**DATASET RECORDS**.
-=-=-

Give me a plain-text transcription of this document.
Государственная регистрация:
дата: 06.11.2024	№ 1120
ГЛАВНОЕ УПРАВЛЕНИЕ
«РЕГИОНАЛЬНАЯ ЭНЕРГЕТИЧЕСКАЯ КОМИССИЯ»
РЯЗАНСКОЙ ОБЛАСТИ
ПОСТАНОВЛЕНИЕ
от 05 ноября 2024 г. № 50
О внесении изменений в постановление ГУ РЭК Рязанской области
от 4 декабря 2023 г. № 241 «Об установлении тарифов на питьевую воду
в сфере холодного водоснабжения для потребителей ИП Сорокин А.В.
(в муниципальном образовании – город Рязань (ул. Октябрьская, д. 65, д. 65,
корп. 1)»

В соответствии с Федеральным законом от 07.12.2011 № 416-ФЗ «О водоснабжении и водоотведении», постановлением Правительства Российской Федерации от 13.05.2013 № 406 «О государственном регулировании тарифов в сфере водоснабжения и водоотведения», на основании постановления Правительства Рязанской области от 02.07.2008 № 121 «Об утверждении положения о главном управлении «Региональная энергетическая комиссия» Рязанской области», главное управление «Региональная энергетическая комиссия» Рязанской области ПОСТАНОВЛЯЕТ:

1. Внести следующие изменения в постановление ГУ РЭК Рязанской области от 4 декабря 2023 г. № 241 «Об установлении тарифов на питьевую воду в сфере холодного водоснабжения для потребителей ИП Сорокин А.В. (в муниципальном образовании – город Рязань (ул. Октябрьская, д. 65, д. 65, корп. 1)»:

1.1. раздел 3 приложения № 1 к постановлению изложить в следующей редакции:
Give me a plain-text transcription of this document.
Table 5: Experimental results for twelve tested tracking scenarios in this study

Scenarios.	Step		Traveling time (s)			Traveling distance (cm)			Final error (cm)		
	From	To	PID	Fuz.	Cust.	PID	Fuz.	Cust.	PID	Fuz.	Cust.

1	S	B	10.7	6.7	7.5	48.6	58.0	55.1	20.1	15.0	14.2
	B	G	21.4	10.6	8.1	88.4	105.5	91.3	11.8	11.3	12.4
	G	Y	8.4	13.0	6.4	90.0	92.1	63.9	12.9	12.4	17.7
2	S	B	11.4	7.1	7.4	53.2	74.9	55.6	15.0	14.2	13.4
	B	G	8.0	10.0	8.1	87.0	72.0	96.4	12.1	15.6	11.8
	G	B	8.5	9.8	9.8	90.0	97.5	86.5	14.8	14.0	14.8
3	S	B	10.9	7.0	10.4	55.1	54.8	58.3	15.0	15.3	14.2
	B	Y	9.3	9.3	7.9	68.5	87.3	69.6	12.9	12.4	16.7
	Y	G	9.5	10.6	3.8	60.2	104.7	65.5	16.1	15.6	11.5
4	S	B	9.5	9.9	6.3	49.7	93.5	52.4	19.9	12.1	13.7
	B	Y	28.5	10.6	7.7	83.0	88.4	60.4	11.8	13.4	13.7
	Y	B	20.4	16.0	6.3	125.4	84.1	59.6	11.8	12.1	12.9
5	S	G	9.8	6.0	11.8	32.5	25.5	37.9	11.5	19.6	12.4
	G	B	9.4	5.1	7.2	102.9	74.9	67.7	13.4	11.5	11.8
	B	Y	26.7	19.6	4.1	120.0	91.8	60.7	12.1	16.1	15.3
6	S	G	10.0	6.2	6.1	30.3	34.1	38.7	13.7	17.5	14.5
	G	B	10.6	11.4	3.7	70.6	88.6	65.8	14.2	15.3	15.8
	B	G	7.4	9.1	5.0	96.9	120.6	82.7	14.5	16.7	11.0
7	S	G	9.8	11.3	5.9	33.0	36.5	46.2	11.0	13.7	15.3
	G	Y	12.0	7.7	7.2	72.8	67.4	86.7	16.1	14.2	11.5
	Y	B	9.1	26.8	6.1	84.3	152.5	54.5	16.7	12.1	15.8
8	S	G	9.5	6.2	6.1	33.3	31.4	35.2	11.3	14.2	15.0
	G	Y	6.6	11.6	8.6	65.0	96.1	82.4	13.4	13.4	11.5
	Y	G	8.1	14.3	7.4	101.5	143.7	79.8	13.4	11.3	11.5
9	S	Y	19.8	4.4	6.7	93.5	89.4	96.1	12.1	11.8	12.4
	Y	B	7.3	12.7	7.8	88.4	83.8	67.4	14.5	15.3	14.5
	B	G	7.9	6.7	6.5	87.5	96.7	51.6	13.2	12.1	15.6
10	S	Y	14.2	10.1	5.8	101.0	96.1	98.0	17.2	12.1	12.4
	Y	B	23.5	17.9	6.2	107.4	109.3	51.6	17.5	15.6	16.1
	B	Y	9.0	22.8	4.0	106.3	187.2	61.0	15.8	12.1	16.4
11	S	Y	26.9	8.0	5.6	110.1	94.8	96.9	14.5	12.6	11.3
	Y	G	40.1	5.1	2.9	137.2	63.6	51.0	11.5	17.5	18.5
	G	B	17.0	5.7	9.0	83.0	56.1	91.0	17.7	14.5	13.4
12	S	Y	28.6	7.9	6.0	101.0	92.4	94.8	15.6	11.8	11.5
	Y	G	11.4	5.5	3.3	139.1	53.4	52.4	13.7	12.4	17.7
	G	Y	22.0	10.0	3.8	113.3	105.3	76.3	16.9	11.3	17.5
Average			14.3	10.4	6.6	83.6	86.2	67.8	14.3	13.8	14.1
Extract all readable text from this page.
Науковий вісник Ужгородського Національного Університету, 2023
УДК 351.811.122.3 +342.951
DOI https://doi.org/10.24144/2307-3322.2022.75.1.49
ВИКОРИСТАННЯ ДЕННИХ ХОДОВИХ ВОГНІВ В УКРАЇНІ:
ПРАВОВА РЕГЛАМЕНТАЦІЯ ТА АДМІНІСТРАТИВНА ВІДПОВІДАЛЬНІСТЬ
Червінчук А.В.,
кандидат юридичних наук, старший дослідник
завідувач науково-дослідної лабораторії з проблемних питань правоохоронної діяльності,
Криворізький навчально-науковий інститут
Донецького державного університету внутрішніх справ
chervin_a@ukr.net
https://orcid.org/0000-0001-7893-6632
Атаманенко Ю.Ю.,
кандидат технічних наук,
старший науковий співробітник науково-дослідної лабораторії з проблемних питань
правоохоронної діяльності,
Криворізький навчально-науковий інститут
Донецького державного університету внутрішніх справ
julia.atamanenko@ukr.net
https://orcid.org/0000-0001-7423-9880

-=-=-

**TASK OBJECTIVE**. Check every line of the material for the string "старший" and give the number of lines that have it, without anything else.

**SOLUTION TO THIS TASK**. 2